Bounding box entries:
•••••

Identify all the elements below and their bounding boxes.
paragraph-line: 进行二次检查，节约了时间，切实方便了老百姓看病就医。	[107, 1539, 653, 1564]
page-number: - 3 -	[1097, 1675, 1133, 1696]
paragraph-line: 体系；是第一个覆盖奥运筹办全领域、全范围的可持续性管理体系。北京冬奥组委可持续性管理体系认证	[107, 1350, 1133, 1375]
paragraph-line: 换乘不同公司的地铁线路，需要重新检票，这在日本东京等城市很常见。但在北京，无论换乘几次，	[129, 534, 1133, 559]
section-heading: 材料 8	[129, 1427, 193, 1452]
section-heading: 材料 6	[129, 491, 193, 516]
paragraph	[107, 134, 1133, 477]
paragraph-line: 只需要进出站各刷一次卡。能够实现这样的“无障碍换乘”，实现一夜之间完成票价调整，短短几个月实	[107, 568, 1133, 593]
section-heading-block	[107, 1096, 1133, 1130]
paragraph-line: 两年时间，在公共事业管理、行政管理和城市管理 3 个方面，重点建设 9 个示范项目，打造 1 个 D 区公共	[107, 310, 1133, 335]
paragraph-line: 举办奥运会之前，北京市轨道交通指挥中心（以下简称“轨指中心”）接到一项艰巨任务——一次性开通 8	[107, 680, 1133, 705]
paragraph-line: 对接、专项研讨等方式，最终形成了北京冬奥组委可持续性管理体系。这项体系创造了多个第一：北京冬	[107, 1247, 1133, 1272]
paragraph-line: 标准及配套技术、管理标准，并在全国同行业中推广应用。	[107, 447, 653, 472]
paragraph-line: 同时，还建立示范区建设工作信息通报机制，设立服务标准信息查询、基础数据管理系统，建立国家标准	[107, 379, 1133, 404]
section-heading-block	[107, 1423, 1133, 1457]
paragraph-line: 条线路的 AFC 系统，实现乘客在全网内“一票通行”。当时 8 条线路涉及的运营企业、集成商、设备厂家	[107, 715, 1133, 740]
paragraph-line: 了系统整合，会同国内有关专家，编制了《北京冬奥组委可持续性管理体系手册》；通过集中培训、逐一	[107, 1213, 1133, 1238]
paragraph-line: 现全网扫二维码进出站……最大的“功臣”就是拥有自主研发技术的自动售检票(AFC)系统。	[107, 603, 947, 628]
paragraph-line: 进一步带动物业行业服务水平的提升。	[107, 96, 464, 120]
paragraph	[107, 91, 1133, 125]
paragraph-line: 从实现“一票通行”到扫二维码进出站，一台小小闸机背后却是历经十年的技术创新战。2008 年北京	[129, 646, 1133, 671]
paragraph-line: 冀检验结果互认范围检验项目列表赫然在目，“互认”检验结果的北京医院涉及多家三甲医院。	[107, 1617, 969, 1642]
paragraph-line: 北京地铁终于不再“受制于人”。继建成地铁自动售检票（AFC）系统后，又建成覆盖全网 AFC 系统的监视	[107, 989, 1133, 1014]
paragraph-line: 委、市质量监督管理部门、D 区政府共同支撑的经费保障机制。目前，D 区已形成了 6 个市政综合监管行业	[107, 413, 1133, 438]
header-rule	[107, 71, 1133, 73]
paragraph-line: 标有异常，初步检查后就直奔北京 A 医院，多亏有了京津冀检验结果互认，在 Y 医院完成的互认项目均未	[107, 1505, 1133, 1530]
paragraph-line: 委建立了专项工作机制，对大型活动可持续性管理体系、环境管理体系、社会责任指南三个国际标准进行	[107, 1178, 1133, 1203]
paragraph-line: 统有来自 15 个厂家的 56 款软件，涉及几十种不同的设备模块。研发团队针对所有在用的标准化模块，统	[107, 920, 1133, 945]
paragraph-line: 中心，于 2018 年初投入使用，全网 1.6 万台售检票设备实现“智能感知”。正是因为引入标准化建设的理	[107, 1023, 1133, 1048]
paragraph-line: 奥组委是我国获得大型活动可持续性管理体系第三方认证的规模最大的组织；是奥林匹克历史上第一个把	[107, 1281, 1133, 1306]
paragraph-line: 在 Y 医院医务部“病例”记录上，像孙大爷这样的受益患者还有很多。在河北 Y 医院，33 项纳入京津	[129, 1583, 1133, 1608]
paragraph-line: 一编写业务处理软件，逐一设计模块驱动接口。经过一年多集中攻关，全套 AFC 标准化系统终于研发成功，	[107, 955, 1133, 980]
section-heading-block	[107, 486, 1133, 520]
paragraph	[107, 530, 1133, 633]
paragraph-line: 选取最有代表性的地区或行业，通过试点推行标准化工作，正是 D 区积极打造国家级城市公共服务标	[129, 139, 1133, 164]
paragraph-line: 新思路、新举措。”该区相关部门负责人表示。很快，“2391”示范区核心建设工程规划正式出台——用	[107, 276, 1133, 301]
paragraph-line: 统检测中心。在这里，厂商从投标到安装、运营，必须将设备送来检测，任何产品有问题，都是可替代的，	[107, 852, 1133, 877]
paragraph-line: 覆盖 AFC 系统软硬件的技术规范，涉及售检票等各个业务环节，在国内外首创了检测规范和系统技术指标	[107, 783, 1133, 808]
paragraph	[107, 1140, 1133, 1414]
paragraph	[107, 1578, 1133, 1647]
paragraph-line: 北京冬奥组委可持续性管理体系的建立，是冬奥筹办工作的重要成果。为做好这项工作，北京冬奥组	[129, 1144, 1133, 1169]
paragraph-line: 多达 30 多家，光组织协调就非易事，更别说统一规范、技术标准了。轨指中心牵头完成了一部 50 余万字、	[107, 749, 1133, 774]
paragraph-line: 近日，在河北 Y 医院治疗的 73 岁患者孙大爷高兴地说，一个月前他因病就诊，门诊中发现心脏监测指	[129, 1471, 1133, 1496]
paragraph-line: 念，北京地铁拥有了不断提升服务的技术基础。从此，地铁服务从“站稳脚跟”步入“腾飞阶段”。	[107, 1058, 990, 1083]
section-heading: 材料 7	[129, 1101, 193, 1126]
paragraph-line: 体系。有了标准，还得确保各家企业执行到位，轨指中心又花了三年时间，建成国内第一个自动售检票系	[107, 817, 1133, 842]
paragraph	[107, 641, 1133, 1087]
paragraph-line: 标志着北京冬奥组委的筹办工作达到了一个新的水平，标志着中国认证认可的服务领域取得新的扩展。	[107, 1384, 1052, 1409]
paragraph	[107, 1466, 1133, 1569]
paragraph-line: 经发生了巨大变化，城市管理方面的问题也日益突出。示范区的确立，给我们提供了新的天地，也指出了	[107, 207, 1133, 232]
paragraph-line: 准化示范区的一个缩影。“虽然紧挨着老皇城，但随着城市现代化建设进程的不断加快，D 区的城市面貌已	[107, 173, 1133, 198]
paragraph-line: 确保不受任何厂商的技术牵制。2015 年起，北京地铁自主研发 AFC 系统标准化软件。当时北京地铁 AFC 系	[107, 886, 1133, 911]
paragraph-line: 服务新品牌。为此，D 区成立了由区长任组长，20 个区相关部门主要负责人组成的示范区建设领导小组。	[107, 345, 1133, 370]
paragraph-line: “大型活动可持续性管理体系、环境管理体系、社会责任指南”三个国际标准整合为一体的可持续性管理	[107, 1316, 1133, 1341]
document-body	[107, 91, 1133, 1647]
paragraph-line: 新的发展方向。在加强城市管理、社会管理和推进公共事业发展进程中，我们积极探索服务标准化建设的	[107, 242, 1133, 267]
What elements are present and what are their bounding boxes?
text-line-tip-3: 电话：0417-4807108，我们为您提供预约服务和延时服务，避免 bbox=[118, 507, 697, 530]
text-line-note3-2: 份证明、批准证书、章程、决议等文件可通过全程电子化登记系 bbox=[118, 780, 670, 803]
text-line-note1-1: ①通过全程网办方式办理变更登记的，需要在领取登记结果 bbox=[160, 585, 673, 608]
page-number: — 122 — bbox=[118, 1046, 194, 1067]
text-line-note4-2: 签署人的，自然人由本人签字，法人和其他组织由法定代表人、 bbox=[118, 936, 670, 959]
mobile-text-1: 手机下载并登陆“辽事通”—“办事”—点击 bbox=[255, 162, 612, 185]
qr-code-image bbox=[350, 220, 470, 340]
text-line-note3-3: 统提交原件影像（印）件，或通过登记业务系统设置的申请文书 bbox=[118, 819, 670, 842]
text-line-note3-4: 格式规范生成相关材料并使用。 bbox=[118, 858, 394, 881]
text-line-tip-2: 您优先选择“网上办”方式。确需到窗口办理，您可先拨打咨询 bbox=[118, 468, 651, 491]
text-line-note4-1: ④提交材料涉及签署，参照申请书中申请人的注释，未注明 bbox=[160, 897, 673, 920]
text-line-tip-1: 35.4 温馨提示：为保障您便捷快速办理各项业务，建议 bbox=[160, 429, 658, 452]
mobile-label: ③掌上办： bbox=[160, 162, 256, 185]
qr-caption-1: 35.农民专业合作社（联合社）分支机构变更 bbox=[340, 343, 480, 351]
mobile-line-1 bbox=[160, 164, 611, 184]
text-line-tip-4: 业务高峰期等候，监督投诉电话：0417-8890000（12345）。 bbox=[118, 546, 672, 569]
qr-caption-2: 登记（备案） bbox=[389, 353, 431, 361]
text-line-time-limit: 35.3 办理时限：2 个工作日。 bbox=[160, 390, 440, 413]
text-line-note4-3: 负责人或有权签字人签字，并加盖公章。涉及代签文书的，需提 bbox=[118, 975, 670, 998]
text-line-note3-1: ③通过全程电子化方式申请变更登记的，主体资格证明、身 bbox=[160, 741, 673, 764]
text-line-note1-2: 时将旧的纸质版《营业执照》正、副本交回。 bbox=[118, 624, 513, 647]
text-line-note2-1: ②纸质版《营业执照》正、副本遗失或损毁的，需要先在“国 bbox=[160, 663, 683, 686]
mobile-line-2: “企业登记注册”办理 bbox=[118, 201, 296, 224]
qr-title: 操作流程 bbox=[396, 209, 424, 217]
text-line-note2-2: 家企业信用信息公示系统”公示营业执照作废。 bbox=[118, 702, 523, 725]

•••••

Set problem: Please turn the items, from the first line through the line containing "paragraph-line: 条线路的 AFC" with both included, into a Markdown table with the columns Row and Item, numbering each line and leaving out blank lines.

Exercise response:
| Row | Item |
|---|---|
| 1 | Identify all the elements below and their bounding boxes. |
| 2 | paragraph-line: 进行二次检查，节约了时间，切实方便了老百姓看病就医。	[107, 1539, 653, 1564] |
| 3 | page-number: - 3 -	[1097, 1675, 1133, 1696] |
| 4 | paragraph-line: 体系；是第一个覆盖奥运筹办全领域、全范围的可持续性管理体系。北京冬奥组委可持续性管理体系认证	[107, 1350, 1133, 1375] |
| 5 | paragraph-line: 换乘不同公司的地铁线路，需要重新检票，这在日本东京等城市很常见。但在北京，无论换乘几次，	[129, 534, 1133, 559] |
| 6 | section-heading: 材料 8	[129, 1427, 193, 1452] |
| 7 | section-heading: 材料 6	[129, 491, 193, 516] |
| 8 | paragraph	[107, 134, 1133, 477] |
| 9 | paragraph-line: 只需要进出站各刷一次卡。能够实现这样的“无障碍换乘”，实现一夜之间完成票价调整，短短几个月实	[107, 568, 1133, 593] |
| 10 | section-heading-block	[107, 1096, 1133, 1130] |
| 11 | paragraph-line: 两年时间，在公共事业管理、行政管理和城市管理 3 个方面，重点建设 9 个示范项目，打造 1 个 D 区公共	[107, 310, 1133, 335] |
| 12 | paragraph-line: 举办奥运会之前，北京市轨道交通指挥中心（以下简称“轨指中心”）接到一项艰巨任务——一次性开通 8	[107, 680, 1133, 705] |
| 13 | paragraph-line: 对接、专项研讨等方式，最终形成了北京冬奥组委可持续性管理体系。这项体系创造了多个第一：北京冬	[107, 1247, 1133, 1272] |
| 14 | paragraph-line: 标准及配套技术、管理标准，并在全国同行业中推广应用。	[107, 447, 653, 472] |
| 15 | paragraph-line: 同时，还建立示范区建设工作信息通报机制，设立服务标准信息查询、基础数据管理系统，建立国家标准	[107, 379, 1133, 404] |
| 16 | section-heading-block	[107, 1423, 1133, 1457] |
| 17 | paragraph-line: 条线路的 AFC 系统，实现乘客在全网内“一票通行”。当时 8 条线路涉及的运营企业、集成商、设备厂家	[107, 715, 1133, 740] |